### Your objective
Copy every line of the entries that includes the word "title".

### Data tied to figure images
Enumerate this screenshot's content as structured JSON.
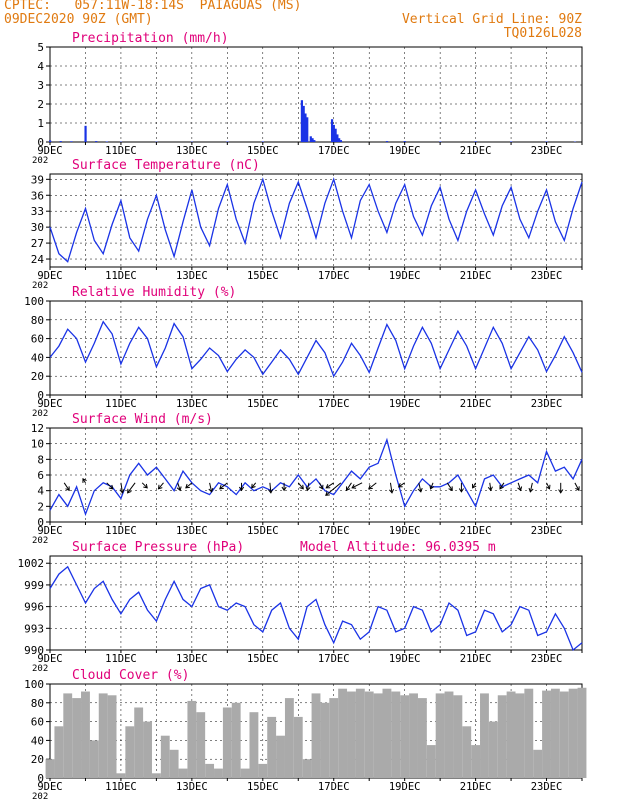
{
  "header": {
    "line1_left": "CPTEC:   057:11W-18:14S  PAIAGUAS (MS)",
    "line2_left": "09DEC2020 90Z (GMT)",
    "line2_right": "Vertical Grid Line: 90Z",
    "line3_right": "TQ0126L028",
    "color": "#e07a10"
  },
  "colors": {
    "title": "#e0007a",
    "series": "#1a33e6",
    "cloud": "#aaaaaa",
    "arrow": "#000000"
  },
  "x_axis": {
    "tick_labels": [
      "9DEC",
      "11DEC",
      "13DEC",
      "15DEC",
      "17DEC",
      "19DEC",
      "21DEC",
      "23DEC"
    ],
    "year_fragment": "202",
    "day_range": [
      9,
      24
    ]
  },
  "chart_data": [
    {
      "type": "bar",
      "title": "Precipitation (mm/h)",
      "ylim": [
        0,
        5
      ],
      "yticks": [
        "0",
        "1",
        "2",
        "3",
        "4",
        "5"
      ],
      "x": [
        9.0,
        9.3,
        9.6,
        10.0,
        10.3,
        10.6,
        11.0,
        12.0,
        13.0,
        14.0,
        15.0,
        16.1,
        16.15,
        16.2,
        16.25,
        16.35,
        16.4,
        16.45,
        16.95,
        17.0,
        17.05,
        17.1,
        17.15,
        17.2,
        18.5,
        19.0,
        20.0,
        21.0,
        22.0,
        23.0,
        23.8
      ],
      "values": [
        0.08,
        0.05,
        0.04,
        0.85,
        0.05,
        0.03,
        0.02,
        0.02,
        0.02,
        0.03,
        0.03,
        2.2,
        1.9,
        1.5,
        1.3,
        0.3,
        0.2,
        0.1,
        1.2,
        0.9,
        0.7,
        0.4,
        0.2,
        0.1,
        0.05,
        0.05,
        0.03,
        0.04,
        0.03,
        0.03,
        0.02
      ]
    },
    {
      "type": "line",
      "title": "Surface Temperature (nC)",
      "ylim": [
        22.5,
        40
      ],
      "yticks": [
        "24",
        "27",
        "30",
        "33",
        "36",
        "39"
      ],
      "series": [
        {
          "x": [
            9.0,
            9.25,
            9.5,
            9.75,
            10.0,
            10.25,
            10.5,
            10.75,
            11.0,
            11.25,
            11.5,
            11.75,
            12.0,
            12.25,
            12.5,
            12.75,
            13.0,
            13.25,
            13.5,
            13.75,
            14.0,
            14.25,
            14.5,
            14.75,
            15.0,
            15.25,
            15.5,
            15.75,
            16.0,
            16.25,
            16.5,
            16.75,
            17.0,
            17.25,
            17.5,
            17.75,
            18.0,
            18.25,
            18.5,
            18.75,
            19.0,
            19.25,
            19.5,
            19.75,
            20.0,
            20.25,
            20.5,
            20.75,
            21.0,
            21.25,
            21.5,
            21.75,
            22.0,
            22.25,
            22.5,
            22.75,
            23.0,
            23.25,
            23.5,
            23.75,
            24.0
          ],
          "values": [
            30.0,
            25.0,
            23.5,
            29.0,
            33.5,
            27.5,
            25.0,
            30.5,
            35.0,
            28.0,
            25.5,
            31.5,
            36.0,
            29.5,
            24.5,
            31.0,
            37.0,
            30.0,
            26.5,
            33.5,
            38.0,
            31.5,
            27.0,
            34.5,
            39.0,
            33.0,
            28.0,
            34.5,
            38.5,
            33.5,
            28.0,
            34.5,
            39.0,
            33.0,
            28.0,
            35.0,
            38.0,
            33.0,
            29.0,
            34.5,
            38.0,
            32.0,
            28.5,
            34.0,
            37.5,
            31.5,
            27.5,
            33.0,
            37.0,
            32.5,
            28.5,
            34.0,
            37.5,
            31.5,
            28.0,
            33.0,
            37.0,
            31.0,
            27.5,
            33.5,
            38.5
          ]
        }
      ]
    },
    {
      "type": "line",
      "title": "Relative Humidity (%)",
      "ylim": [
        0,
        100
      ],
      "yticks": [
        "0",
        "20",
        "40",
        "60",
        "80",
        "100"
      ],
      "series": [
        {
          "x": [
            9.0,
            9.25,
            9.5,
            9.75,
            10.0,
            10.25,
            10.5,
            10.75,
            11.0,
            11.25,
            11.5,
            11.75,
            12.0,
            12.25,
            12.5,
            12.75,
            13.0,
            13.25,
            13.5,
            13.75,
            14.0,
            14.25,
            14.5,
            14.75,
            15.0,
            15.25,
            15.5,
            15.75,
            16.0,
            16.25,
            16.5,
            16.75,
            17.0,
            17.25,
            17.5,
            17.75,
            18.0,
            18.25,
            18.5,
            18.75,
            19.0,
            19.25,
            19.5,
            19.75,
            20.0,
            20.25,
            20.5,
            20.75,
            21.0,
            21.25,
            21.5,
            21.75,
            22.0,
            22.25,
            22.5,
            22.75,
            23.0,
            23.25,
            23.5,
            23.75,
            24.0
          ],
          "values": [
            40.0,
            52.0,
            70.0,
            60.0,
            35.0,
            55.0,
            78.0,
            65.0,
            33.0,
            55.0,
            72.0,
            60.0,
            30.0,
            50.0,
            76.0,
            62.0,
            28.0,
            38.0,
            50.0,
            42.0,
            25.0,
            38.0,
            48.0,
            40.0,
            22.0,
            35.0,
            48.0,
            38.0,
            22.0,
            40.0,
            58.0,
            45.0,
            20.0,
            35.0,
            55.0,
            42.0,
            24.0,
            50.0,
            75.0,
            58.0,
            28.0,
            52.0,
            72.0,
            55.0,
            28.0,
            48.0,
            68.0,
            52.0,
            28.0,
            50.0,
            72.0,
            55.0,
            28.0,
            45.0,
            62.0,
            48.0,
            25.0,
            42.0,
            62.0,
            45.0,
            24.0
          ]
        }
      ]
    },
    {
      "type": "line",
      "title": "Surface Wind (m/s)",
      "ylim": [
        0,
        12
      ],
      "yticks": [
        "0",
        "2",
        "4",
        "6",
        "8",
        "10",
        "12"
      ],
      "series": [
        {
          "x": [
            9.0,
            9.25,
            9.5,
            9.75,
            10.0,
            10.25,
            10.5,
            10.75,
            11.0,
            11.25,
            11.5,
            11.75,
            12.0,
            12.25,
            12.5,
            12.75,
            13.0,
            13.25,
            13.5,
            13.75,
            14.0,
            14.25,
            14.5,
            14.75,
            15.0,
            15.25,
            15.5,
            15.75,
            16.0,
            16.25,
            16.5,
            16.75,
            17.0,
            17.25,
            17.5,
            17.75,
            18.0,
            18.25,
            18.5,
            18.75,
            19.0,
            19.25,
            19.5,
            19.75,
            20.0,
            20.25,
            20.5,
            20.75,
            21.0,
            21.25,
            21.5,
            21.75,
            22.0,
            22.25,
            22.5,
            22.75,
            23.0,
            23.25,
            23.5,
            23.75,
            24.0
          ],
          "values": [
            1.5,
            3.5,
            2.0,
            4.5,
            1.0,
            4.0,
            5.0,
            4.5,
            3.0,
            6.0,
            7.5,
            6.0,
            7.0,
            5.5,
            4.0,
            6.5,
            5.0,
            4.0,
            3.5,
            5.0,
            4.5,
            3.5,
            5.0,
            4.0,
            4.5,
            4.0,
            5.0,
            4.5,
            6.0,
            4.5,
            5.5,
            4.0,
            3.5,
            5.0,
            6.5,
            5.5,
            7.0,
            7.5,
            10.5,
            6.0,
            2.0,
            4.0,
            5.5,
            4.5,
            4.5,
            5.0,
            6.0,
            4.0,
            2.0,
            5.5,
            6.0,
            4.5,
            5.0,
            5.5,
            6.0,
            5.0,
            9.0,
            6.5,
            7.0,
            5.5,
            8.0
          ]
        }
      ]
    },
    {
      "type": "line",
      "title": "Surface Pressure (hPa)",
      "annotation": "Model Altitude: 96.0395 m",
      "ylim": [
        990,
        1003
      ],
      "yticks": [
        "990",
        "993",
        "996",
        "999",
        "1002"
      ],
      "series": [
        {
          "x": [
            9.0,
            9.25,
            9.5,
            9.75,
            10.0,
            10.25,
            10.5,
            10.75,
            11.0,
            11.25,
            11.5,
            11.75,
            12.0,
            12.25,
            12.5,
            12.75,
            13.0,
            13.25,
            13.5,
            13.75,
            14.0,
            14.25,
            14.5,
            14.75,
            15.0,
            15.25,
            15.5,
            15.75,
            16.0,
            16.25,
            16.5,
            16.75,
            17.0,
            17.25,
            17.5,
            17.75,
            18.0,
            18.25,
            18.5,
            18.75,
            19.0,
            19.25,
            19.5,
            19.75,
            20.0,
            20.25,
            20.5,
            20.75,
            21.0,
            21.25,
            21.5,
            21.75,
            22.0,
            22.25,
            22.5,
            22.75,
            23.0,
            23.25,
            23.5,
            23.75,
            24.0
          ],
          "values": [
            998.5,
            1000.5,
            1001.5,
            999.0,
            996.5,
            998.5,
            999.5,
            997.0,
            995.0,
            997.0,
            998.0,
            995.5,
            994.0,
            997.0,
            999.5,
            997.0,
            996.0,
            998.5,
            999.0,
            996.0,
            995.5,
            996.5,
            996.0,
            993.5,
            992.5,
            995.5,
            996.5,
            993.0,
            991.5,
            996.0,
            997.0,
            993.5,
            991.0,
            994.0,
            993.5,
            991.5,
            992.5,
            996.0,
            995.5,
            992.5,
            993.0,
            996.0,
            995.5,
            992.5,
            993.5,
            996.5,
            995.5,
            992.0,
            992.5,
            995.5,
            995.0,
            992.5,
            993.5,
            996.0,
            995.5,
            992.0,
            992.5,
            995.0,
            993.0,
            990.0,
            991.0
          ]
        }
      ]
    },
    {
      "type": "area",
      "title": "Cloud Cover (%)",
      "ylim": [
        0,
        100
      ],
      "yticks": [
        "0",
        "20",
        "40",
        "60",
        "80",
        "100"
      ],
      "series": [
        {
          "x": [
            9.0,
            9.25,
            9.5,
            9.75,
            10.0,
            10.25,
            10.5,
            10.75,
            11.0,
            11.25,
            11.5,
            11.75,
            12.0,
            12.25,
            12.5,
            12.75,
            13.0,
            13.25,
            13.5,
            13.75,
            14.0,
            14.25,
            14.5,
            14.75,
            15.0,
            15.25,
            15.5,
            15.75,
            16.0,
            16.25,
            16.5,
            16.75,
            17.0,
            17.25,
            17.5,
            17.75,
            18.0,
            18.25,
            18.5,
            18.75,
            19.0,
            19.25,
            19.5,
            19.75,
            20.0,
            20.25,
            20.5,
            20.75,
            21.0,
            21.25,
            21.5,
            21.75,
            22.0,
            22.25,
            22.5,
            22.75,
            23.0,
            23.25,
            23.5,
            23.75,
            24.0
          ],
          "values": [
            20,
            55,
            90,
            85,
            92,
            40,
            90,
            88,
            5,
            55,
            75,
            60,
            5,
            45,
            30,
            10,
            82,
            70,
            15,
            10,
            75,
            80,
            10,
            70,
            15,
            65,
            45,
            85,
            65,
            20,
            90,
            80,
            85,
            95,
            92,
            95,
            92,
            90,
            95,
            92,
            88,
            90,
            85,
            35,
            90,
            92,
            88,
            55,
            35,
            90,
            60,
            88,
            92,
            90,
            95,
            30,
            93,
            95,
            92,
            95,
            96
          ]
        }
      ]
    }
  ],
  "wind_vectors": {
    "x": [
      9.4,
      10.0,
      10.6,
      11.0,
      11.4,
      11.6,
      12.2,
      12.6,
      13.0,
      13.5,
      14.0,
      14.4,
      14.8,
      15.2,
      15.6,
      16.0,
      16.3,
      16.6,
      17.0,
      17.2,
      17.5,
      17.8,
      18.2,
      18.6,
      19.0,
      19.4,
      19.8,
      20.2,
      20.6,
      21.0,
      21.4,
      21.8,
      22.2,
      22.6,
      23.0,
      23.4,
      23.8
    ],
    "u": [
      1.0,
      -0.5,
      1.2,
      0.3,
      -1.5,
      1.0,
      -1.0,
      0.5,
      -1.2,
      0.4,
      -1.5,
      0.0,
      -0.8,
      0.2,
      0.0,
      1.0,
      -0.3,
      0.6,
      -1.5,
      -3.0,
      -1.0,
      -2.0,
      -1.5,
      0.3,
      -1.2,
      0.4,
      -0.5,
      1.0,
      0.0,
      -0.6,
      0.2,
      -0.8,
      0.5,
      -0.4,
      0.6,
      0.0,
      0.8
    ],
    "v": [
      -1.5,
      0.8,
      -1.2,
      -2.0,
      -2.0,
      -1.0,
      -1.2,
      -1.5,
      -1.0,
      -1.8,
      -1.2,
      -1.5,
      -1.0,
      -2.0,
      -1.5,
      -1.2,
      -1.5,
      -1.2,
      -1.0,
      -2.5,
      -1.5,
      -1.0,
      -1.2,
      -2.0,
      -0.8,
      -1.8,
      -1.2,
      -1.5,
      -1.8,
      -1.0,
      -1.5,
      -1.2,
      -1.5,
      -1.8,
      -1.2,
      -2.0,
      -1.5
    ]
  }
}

### Finished task
    "title": "#e0007a",
      "title": "Precipitation (mm/h)",
      "title": "Surface Temperature (nC)",
      "title": "Relative Humidity (%)",
      "title": "Surface Wind (m/s)",
      "title": "Surface Pressure (hPa)",
      "title": "Cloud Cover (%)",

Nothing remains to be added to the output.